EXERCISE TASK. Count the lines below that include the word "using" and write that number alone.

··· INPUT RECORDS ···

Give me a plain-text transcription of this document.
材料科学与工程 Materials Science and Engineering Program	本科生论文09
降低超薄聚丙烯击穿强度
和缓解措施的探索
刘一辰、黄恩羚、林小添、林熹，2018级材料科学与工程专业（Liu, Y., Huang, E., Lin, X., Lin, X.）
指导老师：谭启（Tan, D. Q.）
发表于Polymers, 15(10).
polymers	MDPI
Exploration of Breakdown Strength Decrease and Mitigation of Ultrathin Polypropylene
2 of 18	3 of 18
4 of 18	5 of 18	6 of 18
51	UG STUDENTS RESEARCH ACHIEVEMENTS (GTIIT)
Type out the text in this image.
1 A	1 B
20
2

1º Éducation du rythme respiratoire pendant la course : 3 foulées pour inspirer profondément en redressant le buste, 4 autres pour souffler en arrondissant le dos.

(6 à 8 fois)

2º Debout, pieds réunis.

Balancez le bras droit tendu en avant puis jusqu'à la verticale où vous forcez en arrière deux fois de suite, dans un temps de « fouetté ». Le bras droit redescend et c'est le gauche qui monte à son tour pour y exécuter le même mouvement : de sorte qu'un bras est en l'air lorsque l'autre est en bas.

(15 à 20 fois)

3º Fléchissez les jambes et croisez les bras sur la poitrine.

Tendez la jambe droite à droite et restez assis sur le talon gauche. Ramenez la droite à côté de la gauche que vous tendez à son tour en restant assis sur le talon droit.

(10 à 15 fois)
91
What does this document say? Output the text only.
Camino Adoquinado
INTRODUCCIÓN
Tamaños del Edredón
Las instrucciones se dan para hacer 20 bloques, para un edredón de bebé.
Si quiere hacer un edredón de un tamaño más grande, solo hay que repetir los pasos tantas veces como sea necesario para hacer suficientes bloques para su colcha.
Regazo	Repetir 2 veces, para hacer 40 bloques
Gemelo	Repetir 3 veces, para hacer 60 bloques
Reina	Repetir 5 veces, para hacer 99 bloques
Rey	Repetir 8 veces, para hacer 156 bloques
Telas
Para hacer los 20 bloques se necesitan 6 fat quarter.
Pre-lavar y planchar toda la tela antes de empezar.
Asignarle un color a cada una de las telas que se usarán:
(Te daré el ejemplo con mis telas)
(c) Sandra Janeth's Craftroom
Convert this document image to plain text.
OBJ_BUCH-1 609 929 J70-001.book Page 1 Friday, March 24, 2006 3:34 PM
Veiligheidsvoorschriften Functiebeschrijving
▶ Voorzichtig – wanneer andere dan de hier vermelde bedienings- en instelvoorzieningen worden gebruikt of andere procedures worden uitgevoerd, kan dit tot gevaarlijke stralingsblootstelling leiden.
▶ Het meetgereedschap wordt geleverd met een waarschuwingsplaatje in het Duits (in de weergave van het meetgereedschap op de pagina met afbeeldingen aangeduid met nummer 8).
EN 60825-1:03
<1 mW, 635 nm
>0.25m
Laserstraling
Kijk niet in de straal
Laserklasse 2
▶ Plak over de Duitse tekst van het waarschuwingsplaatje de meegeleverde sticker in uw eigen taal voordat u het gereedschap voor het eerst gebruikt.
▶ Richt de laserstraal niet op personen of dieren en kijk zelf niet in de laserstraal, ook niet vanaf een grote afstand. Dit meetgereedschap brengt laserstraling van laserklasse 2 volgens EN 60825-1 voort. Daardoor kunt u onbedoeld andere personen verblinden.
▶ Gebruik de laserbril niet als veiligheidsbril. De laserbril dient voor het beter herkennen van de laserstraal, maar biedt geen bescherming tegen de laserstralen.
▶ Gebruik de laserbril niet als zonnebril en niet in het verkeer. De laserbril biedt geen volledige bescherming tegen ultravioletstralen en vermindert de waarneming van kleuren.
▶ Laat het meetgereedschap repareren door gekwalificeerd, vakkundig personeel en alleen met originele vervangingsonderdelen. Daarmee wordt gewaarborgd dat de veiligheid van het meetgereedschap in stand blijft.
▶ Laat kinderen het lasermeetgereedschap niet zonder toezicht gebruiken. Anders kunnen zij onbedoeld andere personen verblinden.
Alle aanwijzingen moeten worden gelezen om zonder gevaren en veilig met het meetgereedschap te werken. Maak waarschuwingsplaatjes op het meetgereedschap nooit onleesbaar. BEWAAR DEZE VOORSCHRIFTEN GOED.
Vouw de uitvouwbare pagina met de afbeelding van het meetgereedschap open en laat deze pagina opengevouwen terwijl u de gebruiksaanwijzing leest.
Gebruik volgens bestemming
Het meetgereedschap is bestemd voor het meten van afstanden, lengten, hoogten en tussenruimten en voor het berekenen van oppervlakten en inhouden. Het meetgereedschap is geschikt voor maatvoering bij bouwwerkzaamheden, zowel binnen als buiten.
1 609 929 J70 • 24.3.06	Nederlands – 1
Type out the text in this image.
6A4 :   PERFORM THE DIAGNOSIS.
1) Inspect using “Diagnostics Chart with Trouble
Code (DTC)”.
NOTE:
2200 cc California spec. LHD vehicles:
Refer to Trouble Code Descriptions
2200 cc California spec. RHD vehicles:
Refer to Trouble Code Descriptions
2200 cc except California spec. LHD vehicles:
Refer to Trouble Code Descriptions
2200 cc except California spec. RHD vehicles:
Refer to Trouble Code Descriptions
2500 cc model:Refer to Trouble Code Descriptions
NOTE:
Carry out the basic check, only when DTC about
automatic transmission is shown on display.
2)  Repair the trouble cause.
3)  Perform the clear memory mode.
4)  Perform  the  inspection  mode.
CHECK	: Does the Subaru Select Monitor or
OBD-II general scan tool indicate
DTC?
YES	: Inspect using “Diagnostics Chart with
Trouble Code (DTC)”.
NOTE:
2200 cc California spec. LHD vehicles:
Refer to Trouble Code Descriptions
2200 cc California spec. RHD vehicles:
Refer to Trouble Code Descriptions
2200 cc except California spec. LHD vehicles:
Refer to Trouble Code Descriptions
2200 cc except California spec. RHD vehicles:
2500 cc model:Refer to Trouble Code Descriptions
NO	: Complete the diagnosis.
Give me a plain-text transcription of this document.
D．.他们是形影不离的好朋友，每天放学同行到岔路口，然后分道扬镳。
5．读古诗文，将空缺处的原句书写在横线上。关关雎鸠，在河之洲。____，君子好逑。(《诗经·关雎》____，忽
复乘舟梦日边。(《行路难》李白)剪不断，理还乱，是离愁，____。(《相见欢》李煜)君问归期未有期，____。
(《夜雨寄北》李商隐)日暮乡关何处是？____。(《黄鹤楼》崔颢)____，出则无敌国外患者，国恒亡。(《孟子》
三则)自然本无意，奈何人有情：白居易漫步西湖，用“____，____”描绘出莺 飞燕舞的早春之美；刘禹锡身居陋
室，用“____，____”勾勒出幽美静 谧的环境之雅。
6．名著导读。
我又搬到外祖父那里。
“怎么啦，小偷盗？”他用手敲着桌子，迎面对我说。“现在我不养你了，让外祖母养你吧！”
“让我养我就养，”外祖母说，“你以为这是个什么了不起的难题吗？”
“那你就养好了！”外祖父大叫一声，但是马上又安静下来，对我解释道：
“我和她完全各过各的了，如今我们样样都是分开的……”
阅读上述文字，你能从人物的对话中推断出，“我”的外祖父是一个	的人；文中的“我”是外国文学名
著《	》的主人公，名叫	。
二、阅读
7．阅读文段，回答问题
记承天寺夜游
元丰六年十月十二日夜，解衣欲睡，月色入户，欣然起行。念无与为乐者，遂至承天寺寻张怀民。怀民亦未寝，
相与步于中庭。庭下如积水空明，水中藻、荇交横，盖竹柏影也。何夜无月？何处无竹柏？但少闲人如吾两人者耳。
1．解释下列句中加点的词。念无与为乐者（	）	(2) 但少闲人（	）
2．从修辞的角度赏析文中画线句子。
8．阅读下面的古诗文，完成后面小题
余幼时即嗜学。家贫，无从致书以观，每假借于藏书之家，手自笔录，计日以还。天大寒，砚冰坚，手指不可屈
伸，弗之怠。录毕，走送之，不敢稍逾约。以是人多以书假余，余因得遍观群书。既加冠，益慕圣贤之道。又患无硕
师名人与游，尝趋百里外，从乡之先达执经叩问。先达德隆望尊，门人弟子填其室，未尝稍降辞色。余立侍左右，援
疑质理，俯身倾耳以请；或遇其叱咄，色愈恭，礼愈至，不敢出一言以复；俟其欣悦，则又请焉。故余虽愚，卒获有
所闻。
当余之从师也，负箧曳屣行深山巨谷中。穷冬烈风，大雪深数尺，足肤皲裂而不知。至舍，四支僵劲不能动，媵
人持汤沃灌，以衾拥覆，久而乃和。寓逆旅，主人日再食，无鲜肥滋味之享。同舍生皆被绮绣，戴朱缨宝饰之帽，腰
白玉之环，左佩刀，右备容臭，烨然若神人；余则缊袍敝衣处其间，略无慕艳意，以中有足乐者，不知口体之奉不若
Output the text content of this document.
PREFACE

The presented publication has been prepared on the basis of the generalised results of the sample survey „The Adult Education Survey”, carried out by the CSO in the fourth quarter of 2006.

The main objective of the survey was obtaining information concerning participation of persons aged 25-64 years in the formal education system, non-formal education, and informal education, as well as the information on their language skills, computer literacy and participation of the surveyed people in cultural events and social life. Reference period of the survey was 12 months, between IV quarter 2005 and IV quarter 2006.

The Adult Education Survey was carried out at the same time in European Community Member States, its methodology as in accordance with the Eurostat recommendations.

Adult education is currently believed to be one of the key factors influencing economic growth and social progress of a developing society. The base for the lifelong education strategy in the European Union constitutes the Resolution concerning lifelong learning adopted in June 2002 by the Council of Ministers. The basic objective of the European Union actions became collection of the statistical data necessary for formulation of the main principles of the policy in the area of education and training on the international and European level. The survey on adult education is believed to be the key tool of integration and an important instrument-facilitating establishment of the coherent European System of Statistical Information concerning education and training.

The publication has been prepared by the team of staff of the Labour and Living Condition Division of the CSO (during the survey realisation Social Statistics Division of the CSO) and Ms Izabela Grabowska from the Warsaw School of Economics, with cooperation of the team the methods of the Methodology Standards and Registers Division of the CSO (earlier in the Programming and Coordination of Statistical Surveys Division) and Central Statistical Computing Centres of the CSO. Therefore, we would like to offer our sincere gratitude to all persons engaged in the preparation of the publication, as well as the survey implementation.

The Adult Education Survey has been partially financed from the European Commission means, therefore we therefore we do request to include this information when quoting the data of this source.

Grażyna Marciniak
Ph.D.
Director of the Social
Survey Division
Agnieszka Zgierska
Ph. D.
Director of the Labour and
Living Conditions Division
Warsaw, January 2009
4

···

COMPLETED TASK. 2